Exercise >> Using the page about the 42nd TCA Awards, decide whether each statement agrees with it: (a) The nominees were announced on June 12, 2026. (b) Heated Rivalry won Outstanding New Program. (c) Three new categories were added this year. Answer yes or no for each, and quote the words from the page that settle it.

Page >>
○ ○ ○ ○ ○ ○ ○

- Date: August 20, 2026

Highlights
- Program of the Year: Heated Rivalry
- Outstanding New Program: Widow's Bay

= 42nd TCA Awards =

2026 television award ceremony

The 42nd TCA Awards were announced on August 20, 2026. The nominees were announced by the Television Critics Association on June 12, 2026.

This year, two new categories were introduced: Outstanding Achievement in Animation and Outstanding International Series.

○ ○ ○ ○ ○ ○ ○

Element and region data >>
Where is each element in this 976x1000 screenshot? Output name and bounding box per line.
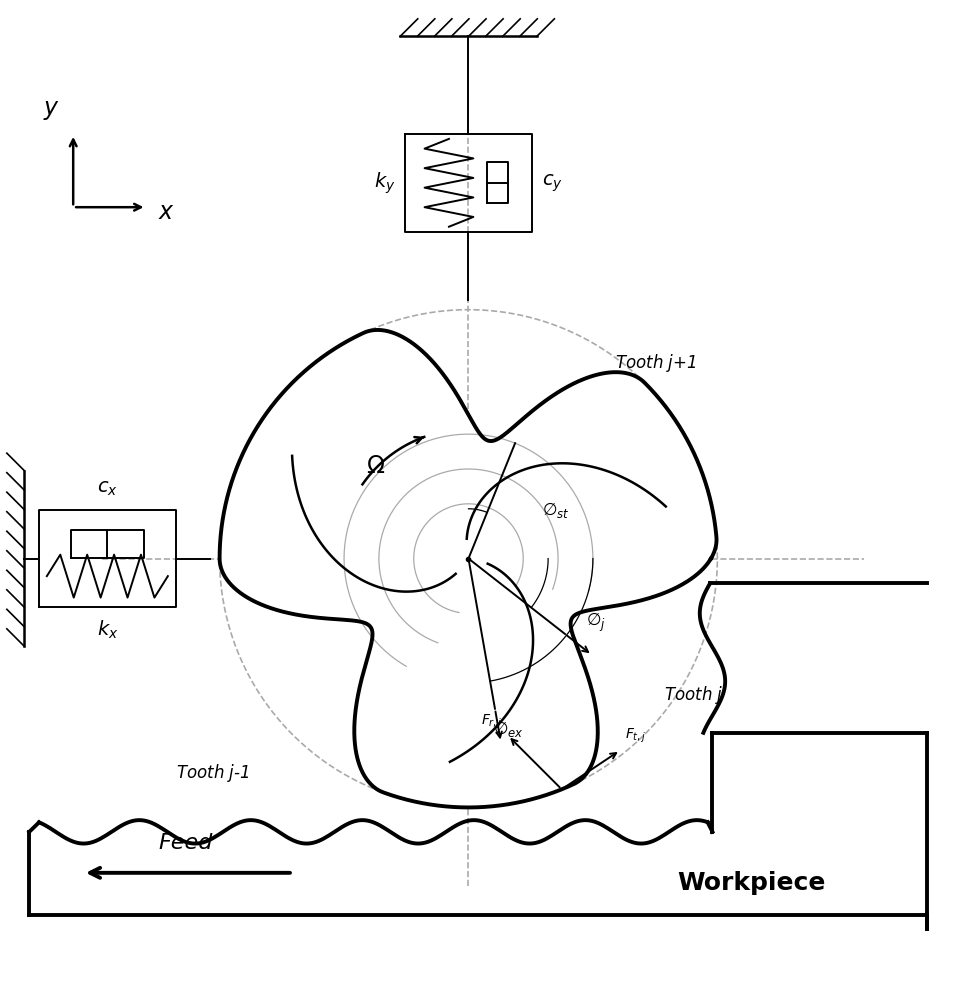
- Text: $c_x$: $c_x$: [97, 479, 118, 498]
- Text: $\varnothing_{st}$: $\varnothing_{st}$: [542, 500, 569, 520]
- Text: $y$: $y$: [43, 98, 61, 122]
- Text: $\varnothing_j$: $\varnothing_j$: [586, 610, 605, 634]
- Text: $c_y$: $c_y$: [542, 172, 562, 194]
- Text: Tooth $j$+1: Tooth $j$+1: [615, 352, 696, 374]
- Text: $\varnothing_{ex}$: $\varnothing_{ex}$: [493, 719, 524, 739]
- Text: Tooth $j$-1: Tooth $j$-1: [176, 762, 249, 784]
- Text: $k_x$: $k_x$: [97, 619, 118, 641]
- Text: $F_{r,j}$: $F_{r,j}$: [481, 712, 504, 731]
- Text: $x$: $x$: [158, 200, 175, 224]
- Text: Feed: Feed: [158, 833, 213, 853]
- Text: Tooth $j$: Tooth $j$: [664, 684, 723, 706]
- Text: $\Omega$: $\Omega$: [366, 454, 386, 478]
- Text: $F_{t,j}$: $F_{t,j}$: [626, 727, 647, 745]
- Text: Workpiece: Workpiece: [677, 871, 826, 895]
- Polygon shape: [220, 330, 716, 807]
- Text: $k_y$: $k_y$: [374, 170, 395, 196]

○ ○ ○ ○ ○ ○ ○

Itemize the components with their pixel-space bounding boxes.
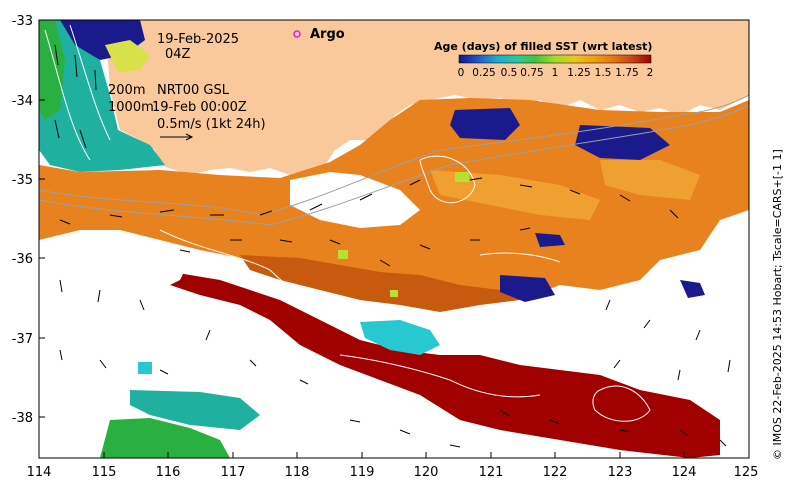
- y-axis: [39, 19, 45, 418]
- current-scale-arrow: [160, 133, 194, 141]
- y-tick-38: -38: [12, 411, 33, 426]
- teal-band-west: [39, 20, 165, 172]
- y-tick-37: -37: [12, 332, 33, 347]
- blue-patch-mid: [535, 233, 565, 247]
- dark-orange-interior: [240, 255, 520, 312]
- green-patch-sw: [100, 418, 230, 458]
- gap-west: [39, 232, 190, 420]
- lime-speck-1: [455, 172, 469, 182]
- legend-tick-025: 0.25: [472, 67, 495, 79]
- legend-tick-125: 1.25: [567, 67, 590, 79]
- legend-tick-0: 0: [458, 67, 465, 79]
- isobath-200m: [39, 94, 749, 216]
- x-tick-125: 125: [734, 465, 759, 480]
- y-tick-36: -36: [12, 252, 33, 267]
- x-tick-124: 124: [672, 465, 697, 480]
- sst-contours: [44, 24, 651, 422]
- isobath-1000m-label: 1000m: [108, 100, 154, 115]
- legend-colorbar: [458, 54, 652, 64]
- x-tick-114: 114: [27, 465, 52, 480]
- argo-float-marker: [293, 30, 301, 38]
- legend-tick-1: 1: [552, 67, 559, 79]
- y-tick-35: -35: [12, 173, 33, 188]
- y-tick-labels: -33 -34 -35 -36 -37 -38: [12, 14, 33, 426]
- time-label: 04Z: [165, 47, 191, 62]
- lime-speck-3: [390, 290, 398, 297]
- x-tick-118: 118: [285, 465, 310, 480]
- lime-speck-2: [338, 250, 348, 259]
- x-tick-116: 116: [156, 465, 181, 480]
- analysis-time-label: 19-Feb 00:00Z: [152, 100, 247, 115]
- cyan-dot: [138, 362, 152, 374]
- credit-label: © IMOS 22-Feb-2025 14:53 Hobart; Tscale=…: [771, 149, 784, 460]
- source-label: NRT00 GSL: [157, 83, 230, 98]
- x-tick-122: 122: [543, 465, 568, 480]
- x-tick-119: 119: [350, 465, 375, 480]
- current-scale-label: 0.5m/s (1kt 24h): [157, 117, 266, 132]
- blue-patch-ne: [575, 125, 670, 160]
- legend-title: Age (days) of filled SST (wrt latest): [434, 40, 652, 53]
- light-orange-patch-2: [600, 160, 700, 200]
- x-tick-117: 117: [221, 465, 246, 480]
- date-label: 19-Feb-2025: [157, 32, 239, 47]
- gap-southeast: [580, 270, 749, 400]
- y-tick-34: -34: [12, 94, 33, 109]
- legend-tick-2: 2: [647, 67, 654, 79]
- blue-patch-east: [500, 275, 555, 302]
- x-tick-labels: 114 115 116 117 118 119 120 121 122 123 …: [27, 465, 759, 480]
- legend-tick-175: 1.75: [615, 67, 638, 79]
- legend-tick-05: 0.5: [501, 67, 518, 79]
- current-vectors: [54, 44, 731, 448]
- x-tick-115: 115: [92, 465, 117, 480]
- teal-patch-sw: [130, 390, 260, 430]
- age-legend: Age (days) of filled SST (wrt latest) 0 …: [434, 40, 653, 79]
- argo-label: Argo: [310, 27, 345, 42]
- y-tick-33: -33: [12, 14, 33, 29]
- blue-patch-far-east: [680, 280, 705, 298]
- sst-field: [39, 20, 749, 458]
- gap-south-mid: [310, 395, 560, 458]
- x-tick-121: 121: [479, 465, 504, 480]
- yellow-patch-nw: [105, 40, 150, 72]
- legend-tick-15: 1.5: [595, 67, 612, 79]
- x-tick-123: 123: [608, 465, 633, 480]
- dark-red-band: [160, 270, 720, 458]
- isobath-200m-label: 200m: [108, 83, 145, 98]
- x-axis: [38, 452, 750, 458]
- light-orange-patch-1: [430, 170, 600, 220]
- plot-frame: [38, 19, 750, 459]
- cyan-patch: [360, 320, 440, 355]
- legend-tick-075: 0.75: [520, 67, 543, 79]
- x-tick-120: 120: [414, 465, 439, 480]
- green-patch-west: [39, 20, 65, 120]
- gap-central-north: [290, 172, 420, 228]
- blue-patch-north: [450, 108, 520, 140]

○ ○ ○ ○ ○ ○ ○

Answer to this exercise >>
(a) Yes: "The nominees were announced by the Television Critics Association on June 12, 2026."
(b) No: "Outstanding New Program: Widow's Bay"
(c) No: "two new categories were introduced"